- Records provided -
◆ ◆ ◆ ◆ ◆

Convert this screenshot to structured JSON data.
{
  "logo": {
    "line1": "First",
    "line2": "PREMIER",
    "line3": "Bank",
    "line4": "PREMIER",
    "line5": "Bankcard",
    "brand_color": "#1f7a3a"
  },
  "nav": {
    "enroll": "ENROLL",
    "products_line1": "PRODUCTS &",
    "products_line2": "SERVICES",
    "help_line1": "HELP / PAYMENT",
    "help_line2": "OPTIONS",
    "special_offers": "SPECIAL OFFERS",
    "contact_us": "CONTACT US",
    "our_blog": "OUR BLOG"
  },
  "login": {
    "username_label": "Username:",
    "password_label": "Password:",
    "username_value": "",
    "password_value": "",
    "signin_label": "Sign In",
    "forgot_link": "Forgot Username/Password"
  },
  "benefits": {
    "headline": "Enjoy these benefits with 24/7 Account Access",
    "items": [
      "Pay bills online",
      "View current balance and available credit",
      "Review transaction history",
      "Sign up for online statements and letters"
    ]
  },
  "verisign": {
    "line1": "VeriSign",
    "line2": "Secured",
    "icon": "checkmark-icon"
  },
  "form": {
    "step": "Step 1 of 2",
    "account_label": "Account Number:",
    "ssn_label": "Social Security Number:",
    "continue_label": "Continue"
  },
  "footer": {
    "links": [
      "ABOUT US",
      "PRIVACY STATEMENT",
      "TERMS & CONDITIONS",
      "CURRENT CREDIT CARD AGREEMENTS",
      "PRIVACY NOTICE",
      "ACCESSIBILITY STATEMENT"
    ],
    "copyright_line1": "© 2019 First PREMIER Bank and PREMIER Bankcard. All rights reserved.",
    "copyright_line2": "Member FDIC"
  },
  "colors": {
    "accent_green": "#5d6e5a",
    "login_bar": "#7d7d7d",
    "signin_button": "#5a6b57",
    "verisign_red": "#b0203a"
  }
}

◆ ◆ ◆ ◆ ◆

- The request -
Copy out all the entries shown above, character for character.

- Answer to the problem -
Convert this screenshot to structured JSON data.
{
  "logo": {
    "line1": "First",
    "line2": "PREMIER",
    "line3": "Bank",
    "line4": "PREMIER",
    "line5": "Bankcard",
    "brand_color": "#1f7a3a"
  },
  "nav": {
    "enroll": "ENROLL",
    "products_line1": "PRODUCTS &",
    "products_line2": "SERVICES",
    "help_line1": "HELP / PAYMENT",
    "help_line2": "OPTIONS",
    "special_offers": "SPECIAL OFFERS",
    "contact_us": "CONTACT US",
    "our_blog": "OUR BLOG"
  },
  "login": {
    "username_label": "Username:",
    "password_label": "Password:",
    "username_value": "",
    "password_value": "",
    "signin_label": "Sign In",
    "forgot_link": "Forgot Username/Password"
  },
  "benefits": {
    "headline": "Enjoy these benefits with 24/7 Account Access",
    "items": [
      "Pay bills online",
      "View current balance and available credit",
      "Review transaction history",
      "Sign up for online statements and letters"
    ]
  },
  "verisign": {
    "line1": "VeriSign",
    "line2": "Secured",
    "icon": "checkmark-icon"
  },
  "form": {
    "step": "Step 1 of 2",
    "account_label": "Account Number:",
    "ssn_label": "Social Security Number:",
    "continue_label": "Continue"
  },
  "footer": {
    "links": [
      "ABOUT US",
      "PRIVACY STATEMENT",
      "TERMS & CONDITIONS",
      "CURRENT CREDIT CARD AGREEMENTS",
      "PRIVACY NOTICE",
      "ACCESSIBILITY STATEMENT"
    ],
    "copyright_line1": "© 2019 First PREMIER Bank and PREMIER Bankcard. All rights reserved.",
    "copyright_line2": "Member FDIC"
  },
  "colors": {
    "accent_green": "#5d6e5a",
    "login_bar": "#7d7d7d",
    "signin_button": "#5a6b57",
    "verisign_red": "#b0203a"
  }
}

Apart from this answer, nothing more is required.